[Data entries]
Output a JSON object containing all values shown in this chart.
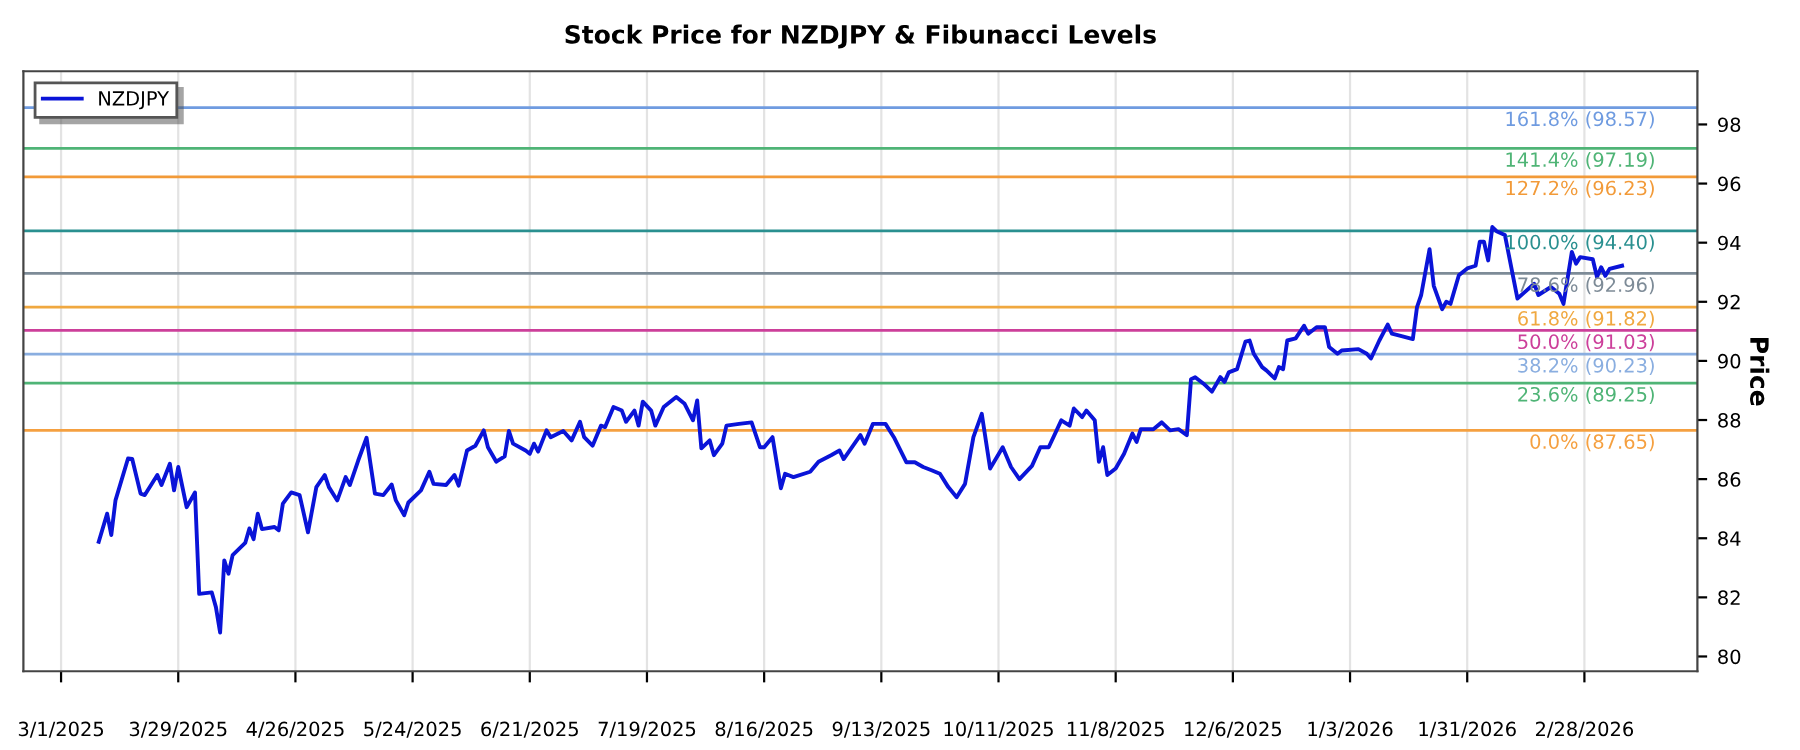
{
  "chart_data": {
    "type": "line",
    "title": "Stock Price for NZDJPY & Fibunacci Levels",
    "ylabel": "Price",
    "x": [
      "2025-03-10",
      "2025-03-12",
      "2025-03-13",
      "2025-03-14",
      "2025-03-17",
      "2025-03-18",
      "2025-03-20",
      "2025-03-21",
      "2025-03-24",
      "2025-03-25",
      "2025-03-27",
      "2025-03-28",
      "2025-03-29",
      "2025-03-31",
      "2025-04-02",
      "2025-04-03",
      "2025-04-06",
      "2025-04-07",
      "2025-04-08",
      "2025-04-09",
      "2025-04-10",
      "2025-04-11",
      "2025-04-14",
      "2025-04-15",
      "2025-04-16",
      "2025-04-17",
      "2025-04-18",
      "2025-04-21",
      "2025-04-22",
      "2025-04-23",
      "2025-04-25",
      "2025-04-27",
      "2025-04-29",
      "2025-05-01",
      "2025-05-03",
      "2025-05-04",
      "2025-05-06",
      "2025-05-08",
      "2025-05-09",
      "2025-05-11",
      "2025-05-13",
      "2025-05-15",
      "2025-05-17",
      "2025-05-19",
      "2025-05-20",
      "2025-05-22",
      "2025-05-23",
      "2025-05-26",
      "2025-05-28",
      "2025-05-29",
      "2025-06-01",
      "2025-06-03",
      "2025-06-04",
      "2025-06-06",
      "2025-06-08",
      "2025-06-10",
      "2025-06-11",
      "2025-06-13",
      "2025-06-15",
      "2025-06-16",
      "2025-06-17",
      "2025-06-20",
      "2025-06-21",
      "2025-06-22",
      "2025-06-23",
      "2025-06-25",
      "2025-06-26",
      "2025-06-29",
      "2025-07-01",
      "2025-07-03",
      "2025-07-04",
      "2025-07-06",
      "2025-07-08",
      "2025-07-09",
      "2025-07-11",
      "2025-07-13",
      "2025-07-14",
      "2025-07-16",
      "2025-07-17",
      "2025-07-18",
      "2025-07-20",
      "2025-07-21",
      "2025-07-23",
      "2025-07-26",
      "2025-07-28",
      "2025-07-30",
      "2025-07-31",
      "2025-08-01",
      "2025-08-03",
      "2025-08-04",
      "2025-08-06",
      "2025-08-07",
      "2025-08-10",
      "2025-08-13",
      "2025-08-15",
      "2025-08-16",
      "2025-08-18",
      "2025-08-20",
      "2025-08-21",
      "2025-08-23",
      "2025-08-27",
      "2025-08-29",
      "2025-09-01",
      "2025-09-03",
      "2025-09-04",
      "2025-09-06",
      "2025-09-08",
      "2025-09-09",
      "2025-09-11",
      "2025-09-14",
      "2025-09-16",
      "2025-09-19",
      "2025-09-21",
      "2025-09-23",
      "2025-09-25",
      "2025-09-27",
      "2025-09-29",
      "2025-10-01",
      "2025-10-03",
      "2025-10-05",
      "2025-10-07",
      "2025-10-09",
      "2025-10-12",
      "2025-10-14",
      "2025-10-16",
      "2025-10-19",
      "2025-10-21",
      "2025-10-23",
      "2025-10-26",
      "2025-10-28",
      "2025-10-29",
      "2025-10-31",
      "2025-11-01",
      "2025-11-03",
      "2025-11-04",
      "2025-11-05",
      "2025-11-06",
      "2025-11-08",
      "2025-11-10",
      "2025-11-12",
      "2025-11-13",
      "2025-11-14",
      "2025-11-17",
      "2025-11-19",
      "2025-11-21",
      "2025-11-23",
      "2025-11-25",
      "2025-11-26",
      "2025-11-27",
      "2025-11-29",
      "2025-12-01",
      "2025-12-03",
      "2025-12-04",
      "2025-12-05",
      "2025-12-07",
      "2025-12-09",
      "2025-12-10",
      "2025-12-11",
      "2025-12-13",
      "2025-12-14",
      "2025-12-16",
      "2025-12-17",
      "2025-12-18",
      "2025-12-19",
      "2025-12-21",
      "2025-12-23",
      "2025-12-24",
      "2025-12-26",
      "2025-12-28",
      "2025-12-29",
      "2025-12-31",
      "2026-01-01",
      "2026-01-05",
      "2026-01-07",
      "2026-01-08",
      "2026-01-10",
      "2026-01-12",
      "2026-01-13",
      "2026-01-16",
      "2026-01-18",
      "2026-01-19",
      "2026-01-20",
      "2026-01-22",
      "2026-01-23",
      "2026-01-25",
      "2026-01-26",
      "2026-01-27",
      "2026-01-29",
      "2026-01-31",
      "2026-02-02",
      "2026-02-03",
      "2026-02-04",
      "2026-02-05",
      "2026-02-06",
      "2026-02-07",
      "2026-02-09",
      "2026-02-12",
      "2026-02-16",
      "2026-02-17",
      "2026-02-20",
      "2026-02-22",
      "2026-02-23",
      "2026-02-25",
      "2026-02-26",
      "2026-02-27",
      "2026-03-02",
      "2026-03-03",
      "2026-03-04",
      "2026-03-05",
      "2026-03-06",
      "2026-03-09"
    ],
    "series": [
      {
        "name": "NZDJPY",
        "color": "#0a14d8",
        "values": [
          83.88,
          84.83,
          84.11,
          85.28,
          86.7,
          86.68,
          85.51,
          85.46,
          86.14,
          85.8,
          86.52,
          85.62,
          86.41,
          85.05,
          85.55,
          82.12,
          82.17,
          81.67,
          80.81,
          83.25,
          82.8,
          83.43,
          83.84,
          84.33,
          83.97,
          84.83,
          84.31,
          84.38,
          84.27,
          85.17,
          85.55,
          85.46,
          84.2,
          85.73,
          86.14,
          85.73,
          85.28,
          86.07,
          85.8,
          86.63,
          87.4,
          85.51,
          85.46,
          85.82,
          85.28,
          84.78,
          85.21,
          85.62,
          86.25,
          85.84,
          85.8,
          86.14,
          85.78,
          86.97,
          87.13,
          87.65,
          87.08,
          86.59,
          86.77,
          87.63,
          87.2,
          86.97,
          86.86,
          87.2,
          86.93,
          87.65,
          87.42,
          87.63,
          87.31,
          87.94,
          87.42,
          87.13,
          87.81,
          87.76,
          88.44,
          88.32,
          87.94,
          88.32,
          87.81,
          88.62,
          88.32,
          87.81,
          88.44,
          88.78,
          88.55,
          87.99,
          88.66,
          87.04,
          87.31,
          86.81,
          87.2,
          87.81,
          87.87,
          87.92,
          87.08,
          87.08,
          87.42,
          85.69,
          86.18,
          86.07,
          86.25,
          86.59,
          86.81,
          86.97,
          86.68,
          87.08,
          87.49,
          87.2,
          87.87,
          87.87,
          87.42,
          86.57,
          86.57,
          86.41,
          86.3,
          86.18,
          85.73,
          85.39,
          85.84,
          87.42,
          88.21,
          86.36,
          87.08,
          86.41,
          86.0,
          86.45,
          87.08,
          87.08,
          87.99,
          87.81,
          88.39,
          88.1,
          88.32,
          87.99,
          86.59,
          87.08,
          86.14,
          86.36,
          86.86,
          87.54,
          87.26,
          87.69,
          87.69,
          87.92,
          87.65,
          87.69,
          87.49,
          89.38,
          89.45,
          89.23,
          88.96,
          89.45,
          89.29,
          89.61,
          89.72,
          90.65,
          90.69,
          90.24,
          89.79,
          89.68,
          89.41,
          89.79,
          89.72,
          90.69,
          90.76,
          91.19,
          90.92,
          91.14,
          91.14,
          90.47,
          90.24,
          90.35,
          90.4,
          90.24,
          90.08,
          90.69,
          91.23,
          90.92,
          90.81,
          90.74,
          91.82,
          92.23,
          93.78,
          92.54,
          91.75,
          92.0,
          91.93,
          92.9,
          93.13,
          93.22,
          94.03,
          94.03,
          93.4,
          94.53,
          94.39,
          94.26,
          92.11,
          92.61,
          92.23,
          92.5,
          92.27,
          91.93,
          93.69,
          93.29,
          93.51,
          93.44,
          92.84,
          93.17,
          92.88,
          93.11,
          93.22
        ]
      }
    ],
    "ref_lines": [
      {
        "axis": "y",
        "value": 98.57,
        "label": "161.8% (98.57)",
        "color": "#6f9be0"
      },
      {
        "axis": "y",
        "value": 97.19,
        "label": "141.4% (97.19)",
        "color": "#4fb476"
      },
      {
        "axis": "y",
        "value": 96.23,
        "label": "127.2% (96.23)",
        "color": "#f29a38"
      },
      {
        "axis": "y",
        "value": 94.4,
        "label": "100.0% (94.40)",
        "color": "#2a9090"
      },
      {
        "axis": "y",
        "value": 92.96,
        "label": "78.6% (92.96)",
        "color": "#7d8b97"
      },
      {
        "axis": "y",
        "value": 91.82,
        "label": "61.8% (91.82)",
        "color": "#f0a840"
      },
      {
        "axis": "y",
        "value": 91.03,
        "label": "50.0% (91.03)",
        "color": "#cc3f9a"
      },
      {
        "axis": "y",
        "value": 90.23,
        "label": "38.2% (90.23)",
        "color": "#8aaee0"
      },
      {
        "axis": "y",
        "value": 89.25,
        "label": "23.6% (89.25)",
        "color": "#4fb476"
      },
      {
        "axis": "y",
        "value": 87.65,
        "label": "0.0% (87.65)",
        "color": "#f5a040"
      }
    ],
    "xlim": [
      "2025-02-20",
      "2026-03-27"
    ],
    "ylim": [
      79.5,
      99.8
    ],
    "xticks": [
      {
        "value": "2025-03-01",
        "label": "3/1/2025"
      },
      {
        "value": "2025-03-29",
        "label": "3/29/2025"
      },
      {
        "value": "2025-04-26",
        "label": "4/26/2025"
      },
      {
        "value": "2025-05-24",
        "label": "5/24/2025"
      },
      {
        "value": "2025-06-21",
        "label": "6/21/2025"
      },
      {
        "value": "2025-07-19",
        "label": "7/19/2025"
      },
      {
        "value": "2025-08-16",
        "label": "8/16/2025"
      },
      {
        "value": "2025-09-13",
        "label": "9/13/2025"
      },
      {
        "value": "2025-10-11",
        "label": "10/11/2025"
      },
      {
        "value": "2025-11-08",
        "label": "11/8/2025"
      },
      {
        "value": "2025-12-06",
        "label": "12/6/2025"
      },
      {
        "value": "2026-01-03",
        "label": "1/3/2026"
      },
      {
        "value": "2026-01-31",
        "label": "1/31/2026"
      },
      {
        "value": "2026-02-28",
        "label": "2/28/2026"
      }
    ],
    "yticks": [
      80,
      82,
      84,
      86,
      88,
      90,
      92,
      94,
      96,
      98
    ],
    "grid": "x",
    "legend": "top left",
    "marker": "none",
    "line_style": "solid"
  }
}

What is required:
Provide only the number of lines in the records containing the string "values".

Output of the task:
2